What the task requires: Each record below should be output verbatim, without pictures.

Source material:
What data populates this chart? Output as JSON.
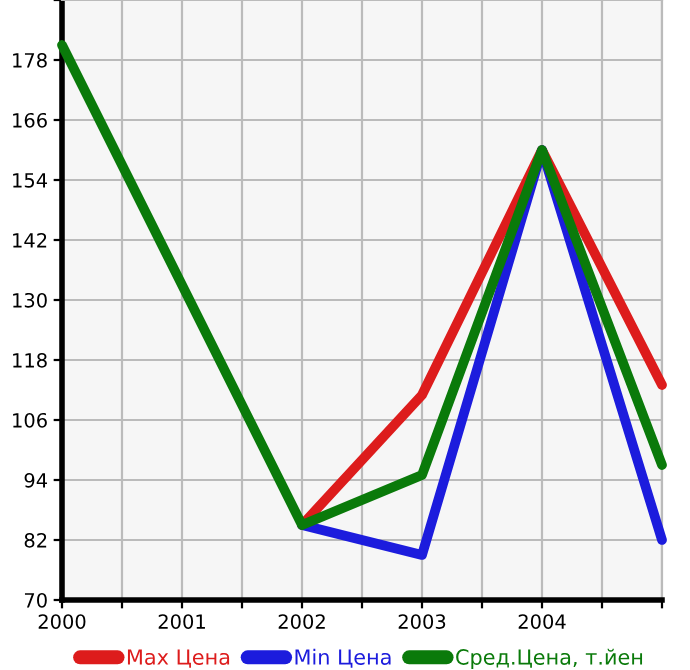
{
  "chart_data": {
    "type": "line",
    "x": [
      2000,
      2002,
      2003,
      2004,
      2005
    ],
    "series": [
      {
        "name": "Max Цена",
        "color": "#dd1c1c",
        "values": [
          null,
          85,
          111,
          160,
          113
        ]
      },
      {
        "name": "Min Цена",
        "color": "#1c1cdd",
        "values": [
          null,
          85,
          79,
          160,
          82
        ]
      },
      {
        "name": "Сред.Цена, т.йен",
        "color": "#0a7a0a",
        "values": [
          181,
          85,
          95,
          160,
          97
        ]
      }
    ],
    "xlim": [
      2000,
      2005
    ],
    "xticks": [
      2000,
      {
        "value": 2000.5,
        "label": null
      },
      2001,
      {
        "value": 2001.5,
        "label": null
      },
      2002,
      {
        "value": 2002.5,
        "label": null
      },
      2003,
      {
        "value": 2003.5,
        "label": null
      },
      2004,
      {
        "value": 2004.5,
        "label": null
      },
      {
        "value": 2005,
        "label": null
      }
    ],
    "ylim": [
      70,
      190
    ],
    "yticks": [
      70,
      82,
      94,
      106,
      118,
      130,
      142,
      154,
      166,
      178,
      {
        "value": 190,
        "label": null
      }
    ],
    "grid": true,
    "legend": "bottom",
    "marker": "none",
    "line_style": "solid"
  }
}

Written answer:
What data populates this chart? Output as JSON.
{
  "chart_data": {
    "type": "line",
    "x": [
      2000,
      2002,
      2003,
      2004,
      2005
    ],
    "series": [
      {
        "name": "Max Цена",
        "color": "#dd1c1c",
        "values": [
          null,
          85,
          111,
          160,
          113
        ]
      },
      {
        "name": "Min Цена",
        "color": "#1c1cdd",
        "values": [
          null,
          85,
          79,
          160,
          82
        ]
      },
      {
        "name": "Сред.Цена, т.йен",
        "color": "#0a7a0a",
        "values": [
          181,
          85,
          95,
          160,
          97
        ]
      }
    ],
    "xlim": [
      2000,
      2005
    ],
    "xticks": [
      2000,
      {
        "value": 2000.5,
        "label": null
      },
      2001,
      {
        "value": 2001.5,
        "label": null
      },
      2002,
      {
        "value": 2002.5,
        "label": null
      },
      2003,
      {
        "value": 2003.5,
        "label": null
      },
      2004,
      {
        "value": 2004.5,
        "label": null
      },
      {
        "value": 2005,
        "label": null
      }
    ],
    "ylim": [
      70,
      190
    ],
    "yticks": [
      70,
      82,
      94,
      106,
      118,
      130,
      142,
      154,
      166,
      178,
      {
        "value": 190,
        "label": null
      }
    ],
    "grid": true,
    "legend": "bottom",
    "marker": "none",
    "line_style": "solid"
  }
}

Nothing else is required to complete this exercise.